- **What is required**
Look for the string "арочной" in the lines and copy each line that has it.

Dataset items
**********
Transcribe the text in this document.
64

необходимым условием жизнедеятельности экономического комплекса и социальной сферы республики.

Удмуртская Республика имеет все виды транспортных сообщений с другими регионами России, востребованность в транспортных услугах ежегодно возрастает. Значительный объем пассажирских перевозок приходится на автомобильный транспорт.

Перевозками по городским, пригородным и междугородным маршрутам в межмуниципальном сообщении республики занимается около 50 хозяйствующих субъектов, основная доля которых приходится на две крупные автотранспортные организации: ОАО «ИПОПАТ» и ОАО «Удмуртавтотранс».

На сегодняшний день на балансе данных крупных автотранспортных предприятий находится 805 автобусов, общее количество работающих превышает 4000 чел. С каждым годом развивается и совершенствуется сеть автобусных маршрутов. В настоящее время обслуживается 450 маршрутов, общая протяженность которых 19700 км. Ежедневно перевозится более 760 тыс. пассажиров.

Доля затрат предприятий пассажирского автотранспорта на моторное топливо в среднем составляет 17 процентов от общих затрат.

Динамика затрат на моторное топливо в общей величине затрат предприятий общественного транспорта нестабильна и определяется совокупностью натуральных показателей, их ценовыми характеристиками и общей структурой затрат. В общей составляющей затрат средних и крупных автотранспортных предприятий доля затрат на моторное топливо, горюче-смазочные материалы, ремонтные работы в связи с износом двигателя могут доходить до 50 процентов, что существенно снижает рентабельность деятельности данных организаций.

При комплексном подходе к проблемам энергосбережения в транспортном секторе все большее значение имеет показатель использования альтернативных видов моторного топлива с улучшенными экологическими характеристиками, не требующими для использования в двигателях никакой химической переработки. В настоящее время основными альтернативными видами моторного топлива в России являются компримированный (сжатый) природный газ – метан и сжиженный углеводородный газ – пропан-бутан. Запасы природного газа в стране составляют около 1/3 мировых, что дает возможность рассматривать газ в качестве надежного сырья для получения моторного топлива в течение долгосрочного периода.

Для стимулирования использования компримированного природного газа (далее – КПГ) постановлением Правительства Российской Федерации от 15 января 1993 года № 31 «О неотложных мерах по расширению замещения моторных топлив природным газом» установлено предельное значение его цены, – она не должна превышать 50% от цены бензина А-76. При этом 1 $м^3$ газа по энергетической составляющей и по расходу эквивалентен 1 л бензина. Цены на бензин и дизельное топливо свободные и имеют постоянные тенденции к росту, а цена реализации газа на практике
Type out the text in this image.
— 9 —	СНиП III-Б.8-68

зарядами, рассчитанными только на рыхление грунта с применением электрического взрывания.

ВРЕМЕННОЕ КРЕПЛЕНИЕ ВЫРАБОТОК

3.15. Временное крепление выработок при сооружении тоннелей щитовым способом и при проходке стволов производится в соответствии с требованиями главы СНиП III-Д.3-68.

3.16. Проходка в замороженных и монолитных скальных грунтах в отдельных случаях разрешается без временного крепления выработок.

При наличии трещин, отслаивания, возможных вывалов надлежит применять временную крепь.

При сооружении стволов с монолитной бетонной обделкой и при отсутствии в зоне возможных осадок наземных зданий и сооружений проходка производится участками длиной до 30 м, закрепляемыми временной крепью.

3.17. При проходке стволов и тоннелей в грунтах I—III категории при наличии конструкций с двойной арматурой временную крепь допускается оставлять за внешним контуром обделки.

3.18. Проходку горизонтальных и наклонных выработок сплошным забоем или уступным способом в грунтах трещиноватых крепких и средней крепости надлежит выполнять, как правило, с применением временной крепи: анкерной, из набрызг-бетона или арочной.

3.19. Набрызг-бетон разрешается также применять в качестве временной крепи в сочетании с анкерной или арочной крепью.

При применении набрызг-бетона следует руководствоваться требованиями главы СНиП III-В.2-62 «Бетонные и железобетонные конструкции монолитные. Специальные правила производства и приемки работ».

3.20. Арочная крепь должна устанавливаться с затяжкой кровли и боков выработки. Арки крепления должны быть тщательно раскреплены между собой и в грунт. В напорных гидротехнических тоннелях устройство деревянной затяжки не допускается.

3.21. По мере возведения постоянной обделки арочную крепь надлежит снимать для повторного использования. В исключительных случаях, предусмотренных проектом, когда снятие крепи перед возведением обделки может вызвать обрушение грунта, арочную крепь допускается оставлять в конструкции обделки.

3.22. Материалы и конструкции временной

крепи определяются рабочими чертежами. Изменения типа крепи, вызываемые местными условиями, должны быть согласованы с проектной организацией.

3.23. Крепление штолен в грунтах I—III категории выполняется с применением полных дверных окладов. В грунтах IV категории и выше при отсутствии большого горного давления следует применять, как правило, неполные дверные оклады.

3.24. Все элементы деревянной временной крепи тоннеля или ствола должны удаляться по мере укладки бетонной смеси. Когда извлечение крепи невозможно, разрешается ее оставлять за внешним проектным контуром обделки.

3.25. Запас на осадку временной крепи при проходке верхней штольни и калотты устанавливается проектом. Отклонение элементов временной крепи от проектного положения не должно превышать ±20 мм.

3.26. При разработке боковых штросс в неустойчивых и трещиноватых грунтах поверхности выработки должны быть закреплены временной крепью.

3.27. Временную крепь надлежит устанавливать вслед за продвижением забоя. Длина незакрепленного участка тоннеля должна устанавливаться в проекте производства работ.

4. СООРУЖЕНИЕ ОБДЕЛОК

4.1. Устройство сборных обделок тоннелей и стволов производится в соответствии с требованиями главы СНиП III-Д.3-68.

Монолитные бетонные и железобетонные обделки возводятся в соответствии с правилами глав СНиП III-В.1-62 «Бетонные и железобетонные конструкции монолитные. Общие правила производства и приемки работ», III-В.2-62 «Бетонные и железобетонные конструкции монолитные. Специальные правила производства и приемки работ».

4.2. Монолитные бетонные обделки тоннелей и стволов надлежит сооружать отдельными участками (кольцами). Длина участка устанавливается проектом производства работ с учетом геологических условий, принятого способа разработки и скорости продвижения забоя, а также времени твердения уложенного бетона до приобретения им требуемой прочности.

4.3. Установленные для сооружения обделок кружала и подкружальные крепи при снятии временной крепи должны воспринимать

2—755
**********
- **Result for this task**
3.18. Проходку горизонтальных и наклонных выработок сплошным забоем или уступным способом в грунтах трещиноватых крепких и средней крепости надлежит выполнять, как правило, с применением временной крепи: анкерной, из набрызг-бетона или арочной.
3.19. Набрызг-бетон разрешается также применять в качестве временной крепи в сочетании с анкерной или арочной крепью.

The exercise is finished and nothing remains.